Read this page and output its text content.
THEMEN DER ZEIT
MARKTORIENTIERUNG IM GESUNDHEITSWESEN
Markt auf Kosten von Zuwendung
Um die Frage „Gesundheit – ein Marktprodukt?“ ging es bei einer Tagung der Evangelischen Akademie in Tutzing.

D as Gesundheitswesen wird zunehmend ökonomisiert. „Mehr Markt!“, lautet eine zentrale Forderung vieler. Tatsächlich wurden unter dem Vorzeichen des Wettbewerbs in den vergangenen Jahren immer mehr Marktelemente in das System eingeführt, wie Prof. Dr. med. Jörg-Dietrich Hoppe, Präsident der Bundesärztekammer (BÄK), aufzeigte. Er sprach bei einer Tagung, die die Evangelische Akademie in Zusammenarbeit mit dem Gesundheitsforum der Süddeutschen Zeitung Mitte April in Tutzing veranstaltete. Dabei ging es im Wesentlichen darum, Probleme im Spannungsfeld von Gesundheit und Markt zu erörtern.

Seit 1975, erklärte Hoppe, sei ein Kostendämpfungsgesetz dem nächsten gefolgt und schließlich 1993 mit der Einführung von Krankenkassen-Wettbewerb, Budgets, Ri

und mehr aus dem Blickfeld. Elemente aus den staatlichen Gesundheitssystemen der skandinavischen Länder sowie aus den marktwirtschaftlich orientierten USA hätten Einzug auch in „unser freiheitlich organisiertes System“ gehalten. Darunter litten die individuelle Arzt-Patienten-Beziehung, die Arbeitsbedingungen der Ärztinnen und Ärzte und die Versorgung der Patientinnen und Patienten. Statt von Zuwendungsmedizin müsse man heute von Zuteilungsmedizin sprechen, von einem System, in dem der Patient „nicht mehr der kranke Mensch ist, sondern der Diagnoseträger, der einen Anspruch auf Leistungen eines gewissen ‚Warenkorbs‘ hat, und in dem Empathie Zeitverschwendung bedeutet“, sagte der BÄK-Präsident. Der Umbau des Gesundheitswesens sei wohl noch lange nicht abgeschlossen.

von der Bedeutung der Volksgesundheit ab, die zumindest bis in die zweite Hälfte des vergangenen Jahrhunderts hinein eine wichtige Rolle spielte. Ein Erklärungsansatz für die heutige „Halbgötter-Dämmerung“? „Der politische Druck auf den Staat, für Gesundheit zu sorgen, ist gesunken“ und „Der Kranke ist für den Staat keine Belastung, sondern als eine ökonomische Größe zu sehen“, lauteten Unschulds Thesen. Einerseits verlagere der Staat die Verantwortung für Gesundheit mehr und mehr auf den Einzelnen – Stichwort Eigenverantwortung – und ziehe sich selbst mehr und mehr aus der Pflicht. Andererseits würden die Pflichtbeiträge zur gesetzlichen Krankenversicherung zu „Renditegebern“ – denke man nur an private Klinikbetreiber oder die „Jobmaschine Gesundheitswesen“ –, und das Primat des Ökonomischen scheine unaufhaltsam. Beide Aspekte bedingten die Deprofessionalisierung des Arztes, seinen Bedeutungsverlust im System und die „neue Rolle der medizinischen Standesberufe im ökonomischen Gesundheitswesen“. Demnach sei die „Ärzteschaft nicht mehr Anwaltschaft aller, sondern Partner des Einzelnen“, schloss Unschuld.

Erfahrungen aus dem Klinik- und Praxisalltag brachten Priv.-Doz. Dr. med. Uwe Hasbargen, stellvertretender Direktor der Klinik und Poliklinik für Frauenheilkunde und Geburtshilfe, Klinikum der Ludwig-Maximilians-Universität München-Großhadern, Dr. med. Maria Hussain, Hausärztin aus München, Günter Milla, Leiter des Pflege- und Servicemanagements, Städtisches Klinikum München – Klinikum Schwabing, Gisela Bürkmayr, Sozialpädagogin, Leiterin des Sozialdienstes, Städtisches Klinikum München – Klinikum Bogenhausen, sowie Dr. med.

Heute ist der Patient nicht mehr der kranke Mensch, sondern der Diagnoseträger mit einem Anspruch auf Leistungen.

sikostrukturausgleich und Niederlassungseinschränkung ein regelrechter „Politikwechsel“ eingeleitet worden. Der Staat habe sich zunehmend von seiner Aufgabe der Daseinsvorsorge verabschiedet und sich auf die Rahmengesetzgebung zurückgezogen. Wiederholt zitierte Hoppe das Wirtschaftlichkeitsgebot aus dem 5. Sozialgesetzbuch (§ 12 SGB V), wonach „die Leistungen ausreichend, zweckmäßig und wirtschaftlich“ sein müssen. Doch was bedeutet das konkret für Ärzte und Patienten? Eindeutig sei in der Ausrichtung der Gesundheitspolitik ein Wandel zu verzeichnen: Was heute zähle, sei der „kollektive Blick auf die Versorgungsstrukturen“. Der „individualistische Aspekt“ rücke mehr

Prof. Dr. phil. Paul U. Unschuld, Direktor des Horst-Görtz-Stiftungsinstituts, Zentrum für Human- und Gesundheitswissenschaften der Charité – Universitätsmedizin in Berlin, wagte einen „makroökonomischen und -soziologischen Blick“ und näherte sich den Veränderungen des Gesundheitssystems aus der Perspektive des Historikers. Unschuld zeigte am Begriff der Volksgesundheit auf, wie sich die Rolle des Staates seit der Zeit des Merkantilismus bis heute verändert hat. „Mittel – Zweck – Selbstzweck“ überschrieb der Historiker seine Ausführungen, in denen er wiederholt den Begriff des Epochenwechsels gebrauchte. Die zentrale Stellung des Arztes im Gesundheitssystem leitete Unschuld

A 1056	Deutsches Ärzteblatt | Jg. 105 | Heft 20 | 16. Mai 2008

REQUIREMENT: Check every line of the data above for the string "ging", and copy those that have it.

WORKED SOLUTION:
Um die Frage „Gesundheit – ein Marktprodukt?“ ging es bei einer Tagung der Evangelischen Akademie in Tutzing.
D as Gesundheitswesen wird zunehmend ökonomisiert. „Mehr Markt!“, lautet eine zentrale Forderung vieler. Tatsächlich wurden unter dem Vorzeichen des Wettbewerbs in den vergangenen Jahren immer mehr Marktelemente in das System eingeführt, wie Prof. Dr. med. Jörg-Dietrich Hoppe, Präsident der Bundesärztekammer (BÄK), aufzeigte. Er sprach bei einer Tagung, die die Evangelische Akademie in Zusammenarbeit mit dem Gesundheitsforum der Süddeutschen Zeitung Mitte April in Tutzing veranstaltete. Dabei ging es im Wesentlichen darum, Probleme im Spannungsfeld von Gesundheit und Markt zu erörtern.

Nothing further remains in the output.